Do this: Reproduce the entire listing word for word.

Entries shown:
====

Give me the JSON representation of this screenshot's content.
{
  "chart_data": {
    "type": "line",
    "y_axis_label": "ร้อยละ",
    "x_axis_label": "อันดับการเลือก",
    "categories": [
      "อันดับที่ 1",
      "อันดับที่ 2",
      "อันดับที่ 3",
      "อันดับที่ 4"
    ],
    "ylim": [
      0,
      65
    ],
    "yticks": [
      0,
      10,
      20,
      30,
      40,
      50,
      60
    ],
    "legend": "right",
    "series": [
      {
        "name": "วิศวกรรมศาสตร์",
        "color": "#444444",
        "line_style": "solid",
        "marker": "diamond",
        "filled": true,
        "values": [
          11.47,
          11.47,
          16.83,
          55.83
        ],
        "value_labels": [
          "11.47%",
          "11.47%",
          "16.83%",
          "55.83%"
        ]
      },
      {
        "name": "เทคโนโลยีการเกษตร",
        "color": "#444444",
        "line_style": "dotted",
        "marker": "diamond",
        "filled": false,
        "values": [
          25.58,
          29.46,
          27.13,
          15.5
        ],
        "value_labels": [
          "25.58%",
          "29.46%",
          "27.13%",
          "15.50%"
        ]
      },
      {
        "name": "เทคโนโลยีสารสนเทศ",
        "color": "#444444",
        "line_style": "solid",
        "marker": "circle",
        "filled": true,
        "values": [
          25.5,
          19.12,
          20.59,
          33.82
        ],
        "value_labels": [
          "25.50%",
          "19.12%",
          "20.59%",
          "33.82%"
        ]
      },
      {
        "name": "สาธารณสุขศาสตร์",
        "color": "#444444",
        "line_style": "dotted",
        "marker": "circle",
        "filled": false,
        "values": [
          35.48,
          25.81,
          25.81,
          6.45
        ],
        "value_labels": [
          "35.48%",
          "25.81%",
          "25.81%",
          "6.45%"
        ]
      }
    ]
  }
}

====

Result of this exercise:
Give me the JSON representation of this screenshot's content.
{
  "chart_data": {
    "type": "line",
    "y_axis_label": "ร้อยละ",
    "x_axis_label": "อันดับการเลือก",
    "categories": [
      "อันดับที่ 1",
      "อันดับที่ 2",
      "อันดับที่ 3",
      "อันดับที่ 4"
    ],
    "ylim": [
      0,
      65
    ],
    "yticks": [
      0,
      10,
      20,
      30,
      40,
      50,
      60
    ],
    "legend": "right",
    "series": [
      {
        "name": "วิศวกรรมศาสตร์",
        "color": "#444444",
        "line_style": "solid",
        "marker": "diamond",
        "filled": true,
        "values": [
          11.47,
          11.47,
          16.83,
          55.83
        ],
        "value_labels": [
          "11.47%",
          "11.47%",
          "16.83%",
          "55.83%"
        ]
      },
      {
        "name": "เทคโนโลยีการเกษตร",
        "color": "#444444",
        "line_style": "dotted",
        "marker": "diamond",
        "filled": false,
        "values": [
          25.58,
          29.46,
          27.13,
          15.5
        ],
        "value_labels": [
          "25.58%",
          "29.46%",
          "27.13%",
          "15.50%"
        ]
      },
      {
        "name": "เทคโนโลยีสารสนเทศ",
        "color": "#444444",
        "line_style": "solid",
        "marker": "circle",
        "filled": true,
        "values": [
          25.5,
          19.12,
          20.59,
          33.82
        ],
        "value_labels": [
          "25.50%",
          "19.12%",
          "20.59%",
          "33.82%"
        ]
      },
      {
        "name": "สาธารณสุขศาสตร์",
        "color": "#444444",
        "line_style": "dotted",
        "marker": "circle",
        "filled": false,
        "values": [
          35.48,
          25.81,
          25.81,
          6.45
        ],
        "value_labels": [
          "35.48%",
          "25.81%",
          "25.81%",
          "6.45%"
        ]
      }
    ]
  }
}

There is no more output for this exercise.